(PROBLEM TO SOLVE)
Exactly and only the lines from the one containing "Serialize everything readable" through the close of the entries below are to be set down.

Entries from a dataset
====
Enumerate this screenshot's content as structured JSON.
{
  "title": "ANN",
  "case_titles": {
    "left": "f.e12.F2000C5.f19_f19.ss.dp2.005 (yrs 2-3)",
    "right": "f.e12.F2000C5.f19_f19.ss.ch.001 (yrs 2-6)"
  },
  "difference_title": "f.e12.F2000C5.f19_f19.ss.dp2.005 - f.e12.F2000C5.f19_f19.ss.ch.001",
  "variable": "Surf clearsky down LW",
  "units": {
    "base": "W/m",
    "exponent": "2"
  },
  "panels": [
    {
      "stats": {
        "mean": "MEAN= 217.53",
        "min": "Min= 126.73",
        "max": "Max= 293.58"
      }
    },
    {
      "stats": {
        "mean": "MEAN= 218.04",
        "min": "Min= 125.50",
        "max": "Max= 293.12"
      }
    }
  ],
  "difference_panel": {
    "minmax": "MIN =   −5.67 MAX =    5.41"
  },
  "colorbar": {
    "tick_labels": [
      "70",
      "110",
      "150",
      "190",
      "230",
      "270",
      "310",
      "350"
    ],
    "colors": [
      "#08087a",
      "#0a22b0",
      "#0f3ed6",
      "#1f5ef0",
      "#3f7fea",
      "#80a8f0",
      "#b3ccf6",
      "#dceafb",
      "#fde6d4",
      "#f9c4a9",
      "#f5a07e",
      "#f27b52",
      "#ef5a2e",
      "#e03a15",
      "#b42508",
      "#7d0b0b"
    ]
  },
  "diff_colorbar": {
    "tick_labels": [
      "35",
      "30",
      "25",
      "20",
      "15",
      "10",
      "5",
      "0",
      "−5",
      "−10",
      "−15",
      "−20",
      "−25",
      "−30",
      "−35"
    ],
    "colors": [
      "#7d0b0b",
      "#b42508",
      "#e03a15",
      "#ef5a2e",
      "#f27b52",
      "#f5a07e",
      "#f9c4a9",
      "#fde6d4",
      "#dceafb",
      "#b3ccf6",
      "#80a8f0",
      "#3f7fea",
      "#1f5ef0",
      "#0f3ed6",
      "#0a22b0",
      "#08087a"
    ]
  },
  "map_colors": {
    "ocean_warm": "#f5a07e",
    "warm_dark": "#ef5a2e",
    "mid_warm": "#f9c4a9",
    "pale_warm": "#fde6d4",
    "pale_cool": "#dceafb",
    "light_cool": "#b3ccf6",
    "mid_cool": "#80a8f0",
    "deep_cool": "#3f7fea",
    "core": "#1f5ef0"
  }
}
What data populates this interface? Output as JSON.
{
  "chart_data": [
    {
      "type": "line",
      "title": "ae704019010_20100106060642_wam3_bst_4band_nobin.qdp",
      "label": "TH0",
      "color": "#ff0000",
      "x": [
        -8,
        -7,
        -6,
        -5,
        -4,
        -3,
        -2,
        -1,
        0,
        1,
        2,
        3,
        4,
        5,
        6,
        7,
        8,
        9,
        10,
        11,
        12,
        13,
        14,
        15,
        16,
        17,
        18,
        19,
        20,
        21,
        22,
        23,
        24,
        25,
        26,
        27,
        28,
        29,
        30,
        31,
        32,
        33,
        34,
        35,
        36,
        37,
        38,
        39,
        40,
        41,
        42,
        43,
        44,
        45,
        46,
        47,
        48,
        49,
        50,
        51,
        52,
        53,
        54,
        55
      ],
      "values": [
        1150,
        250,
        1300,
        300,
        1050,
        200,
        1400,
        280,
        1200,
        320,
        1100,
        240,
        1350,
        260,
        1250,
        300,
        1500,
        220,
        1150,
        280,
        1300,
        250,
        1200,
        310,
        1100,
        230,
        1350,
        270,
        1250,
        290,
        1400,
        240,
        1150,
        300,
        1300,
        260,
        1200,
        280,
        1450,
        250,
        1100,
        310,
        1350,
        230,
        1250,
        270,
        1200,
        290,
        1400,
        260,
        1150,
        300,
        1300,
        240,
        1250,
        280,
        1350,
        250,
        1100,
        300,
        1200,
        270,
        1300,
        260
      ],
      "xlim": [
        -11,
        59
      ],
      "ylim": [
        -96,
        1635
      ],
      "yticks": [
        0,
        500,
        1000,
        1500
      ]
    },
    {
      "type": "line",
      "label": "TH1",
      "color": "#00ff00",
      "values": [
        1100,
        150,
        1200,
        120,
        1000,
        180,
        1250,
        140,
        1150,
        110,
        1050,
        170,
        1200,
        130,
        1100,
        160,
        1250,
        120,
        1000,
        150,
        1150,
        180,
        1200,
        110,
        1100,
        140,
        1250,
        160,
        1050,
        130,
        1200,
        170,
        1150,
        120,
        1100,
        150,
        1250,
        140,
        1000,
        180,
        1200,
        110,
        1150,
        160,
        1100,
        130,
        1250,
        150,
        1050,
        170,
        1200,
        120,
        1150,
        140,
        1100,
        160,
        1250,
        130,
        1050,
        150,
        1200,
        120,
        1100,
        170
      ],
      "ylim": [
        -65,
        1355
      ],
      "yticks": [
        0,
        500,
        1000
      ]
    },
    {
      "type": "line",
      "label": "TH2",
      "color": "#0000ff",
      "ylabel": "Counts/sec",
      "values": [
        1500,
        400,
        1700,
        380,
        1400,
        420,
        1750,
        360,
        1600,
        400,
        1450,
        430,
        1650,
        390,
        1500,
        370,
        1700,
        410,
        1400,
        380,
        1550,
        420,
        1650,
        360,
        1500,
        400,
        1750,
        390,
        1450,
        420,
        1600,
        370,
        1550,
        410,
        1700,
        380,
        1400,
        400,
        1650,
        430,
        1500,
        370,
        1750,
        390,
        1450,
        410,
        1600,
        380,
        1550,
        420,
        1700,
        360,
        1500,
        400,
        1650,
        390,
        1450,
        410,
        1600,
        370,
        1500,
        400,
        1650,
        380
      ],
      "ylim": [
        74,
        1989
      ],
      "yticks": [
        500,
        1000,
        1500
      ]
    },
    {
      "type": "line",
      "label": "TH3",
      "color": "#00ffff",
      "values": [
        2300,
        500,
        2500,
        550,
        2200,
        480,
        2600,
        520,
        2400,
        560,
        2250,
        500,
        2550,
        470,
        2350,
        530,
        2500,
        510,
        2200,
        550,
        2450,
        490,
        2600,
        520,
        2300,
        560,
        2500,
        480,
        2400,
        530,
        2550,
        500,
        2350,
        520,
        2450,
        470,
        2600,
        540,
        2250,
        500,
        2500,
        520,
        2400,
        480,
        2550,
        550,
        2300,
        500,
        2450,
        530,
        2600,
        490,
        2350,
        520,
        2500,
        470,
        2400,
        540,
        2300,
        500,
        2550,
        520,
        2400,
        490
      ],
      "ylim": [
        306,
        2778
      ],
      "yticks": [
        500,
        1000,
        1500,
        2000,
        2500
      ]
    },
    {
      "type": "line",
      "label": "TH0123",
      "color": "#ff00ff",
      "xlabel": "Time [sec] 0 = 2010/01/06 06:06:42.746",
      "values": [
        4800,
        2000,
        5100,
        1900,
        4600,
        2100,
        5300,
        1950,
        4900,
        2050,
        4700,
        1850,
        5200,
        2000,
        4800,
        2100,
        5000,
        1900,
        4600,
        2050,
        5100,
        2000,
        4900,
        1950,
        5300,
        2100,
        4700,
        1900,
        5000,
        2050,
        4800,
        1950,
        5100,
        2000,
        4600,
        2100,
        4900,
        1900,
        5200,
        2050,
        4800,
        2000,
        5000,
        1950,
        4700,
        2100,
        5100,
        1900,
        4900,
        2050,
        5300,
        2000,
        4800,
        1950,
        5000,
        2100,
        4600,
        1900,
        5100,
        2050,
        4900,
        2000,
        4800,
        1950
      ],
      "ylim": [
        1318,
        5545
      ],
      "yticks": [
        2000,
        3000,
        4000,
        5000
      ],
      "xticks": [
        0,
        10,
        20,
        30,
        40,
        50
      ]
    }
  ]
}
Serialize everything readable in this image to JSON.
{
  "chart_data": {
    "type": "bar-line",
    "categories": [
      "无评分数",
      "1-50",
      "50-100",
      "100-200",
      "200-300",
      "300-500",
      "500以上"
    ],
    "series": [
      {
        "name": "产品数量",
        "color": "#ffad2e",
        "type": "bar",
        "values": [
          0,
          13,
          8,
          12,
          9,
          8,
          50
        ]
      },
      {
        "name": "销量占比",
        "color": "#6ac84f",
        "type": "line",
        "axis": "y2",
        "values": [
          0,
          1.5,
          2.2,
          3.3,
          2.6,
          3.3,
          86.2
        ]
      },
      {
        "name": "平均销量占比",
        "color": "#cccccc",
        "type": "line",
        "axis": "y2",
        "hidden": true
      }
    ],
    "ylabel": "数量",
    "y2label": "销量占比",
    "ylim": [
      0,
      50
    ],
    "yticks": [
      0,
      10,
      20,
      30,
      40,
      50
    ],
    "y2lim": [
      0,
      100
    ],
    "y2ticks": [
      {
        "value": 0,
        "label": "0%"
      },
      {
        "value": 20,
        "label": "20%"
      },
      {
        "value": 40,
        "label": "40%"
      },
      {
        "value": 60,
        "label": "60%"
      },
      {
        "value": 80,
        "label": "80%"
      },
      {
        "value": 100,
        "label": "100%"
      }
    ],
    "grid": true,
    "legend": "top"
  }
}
====
(REPLY TO THE EXERCISE)
Serialize everything readable in this image to JSON.
{
  "chart_data": {
    "type": "bar-line",
    "categories": [
      "无评分数",
      "1-50",
      "50-100",
      "100-200",
      "200-300",
      "300-500",
      "500以上"
    ],
    "series": [
      {
        "name": "产品数量",
        "color": "#ffad2e",
        "type": "bar",
        "values": [
          0,
          13,
          8,
          12,
          9,
          8,
          50
        ]
      },
      {
        "name": "销量占比",
        "color": "#6ac84f",
        "type": "line",
        "axis": "y2",
        "values": [
          0,
          1.5,
          2.2,
          3.3,
          2.6,
          3.3,
          86.2
        ]
      },
      {
        "name": "平均销量占比",
        "color": "#cccccc",
        "type": "line",
        "axis": "y2",
        "hidden": true
      }
    ],
    "ylabel": "数量",
    "y2label": "销量占比",
    "ylim": [
      0,
      50
    ],
    "yticks": [
      0,
      10,
      20,
      30,
      40,
      50
    ],
    "y2lim": [
      0,
      100
    ],
    "y2ticks": [
      {
        "value": 0,
        "label": "0%"
      },
      {
        "value": 20,
        "label": "20%"
      },
      {
        "value": 40,
        "label": "40%"
      },
      {
        "value": 60,
        "label": "60%"
      },
      {
        "value": 80,
        "label": "80%"
      },
      {
        "value": 100,
        "label": "100%"
      }
    ],
    "grid": true,
    "legend": "top"
  }
}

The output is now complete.